Questions:
1 - Quote the stretch of the Moundshroud summary from "The introduction of" through "familiar and frightening.".
2 - Answer these questions from the Moundshroud summary:
(a) What do the boys find at the top of the pyramid?
(b) Toward which place do the falling leaves carry the boys?
(c) How does the summary define a "shroud"?

Moundshroud and the boys walk out of the cavern, and Moundshroud invites them to climb a pyramid.
The boys reach the top of the pyramid and find a “crystal lens” on a golden tripod. Looking through it, the boys see scenes from the death-related customs of ancient Greece and Rome.
Moundshroud sings an incantation, and the wind causes him to explode in a flurry of autumn leaves. The leaves fall on the boys and carry them into the air, away from Egypt and toward the British Isles. During their flight, Moundshroud wishes them a Happy New Year, reminding them that Halloween at one time marked the beginning of the year. The boys gently land on earth in Britain during Druid times.
The introduction of Moundshroud solidifies the novel’s message of The Need to Recognize Mortality. Moundshroud is associated with death imagery from the start. His face is skull-like; he first appears as a “white face” with “sockets” for eyes. His voice is “sepulchral,” or tomb-like. Even his name evokes the connection; a “shroud” is a length of fabric used to wrap a corpse, while a “mound” suggests a burial mound. At the same time, Moundshroud is not a wholly threatening figure. His appearance scares the boys, but he also serves as their guide and teacher on a journey to rescue their friend. He thus embodies the duality of death, which is both familiar and frightening.

Data extract:
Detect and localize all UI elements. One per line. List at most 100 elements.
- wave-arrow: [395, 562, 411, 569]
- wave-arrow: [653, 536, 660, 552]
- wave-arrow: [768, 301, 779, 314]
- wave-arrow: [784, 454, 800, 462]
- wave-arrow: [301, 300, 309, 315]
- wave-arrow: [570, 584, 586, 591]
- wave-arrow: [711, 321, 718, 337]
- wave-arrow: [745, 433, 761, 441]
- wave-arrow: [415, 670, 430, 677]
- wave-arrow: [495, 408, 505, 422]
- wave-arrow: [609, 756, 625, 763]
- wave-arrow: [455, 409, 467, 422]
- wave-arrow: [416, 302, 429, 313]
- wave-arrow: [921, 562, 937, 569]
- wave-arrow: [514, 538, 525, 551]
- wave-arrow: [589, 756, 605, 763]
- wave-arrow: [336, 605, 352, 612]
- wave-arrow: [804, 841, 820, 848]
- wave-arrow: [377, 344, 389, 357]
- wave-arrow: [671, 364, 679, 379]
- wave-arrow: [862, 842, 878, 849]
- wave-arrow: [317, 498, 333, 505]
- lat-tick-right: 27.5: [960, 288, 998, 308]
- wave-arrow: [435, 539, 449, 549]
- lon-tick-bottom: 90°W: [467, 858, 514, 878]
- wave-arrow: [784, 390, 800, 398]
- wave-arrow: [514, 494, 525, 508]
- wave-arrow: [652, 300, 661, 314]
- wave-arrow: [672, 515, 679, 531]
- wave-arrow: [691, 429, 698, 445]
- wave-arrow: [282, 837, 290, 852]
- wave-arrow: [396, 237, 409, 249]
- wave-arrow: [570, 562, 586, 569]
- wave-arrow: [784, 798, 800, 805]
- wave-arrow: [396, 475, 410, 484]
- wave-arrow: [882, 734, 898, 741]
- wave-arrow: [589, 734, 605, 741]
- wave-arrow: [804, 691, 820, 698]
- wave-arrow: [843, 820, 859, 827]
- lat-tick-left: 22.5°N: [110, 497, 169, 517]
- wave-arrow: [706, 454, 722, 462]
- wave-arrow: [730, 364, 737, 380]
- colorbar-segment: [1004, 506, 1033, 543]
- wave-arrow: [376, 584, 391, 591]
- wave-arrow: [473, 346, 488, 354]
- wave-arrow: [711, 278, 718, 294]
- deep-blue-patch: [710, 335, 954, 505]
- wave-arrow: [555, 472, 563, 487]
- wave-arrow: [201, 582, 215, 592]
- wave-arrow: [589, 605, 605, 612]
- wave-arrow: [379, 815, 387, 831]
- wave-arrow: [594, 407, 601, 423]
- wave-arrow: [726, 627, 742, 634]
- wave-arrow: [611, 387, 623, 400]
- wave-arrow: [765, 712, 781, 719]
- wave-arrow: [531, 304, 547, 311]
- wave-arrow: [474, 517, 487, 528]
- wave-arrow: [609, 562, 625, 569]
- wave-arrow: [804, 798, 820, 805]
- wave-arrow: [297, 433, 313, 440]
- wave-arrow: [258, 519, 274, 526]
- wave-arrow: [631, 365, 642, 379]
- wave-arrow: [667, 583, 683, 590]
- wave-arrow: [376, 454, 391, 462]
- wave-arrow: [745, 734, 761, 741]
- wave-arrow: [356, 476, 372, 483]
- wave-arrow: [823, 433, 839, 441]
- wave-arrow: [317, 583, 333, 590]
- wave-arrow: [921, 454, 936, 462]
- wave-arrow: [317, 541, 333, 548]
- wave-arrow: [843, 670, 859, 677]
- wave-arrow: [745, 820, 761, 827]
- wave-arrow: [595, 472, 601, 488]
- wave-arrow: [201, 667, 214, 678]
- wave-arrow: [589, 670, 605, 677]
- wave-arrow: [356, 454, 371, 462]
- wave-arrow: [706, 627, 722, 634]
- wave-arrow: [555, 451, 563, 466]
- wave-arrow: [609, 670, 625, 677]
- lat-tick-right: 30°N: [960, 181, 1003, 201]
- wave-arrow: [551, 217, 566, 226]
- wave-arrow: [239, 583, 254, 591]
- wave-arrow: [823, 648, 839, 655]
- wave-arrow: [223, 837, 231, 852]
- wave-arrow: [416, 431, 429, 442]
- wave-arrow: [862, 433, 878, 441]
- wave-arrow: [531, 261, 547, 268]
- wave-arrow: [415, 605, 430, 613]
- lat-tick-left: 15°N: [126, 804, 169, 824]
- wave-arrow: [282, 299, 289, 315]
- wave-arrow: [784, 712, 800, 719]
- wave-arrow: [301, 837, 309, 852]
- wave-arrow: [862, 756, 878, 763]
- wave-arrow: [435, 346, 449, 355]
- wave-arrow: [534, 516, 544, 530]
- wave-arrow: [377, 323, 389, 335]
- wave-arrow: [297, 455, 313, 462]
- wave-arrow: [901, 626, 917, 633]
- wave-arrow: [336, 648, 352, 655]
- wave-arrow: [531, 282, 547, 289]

Task-by-task outputs:
1 -
The introduction of Moundshroud solidifies the novel’s message of The Need to Recognize Mortality. Moundshroud is associated with death imagery from the start. His face is skull-like; he first appears as a “white face” with “sockets” for eyes. His voice is “sepulchral,” or tomb-like. Even his name evokes the connection; a “shroud” is a length of fabric used to wrap a corpse, while a “mound” suggests a burial mound. At the same time, Moundshroud is not a wholly threatening figure. His appearance scares the boys, but he also serves as their guide and teacher on a journey to rescue their friend. He thus embodies the duality of death, which is both familiar and frightening.

2 -
(a) A "crystal lens" on a golden tripod.
(b) The British Isles.
(c) A length of fabric used to wrap a corpse.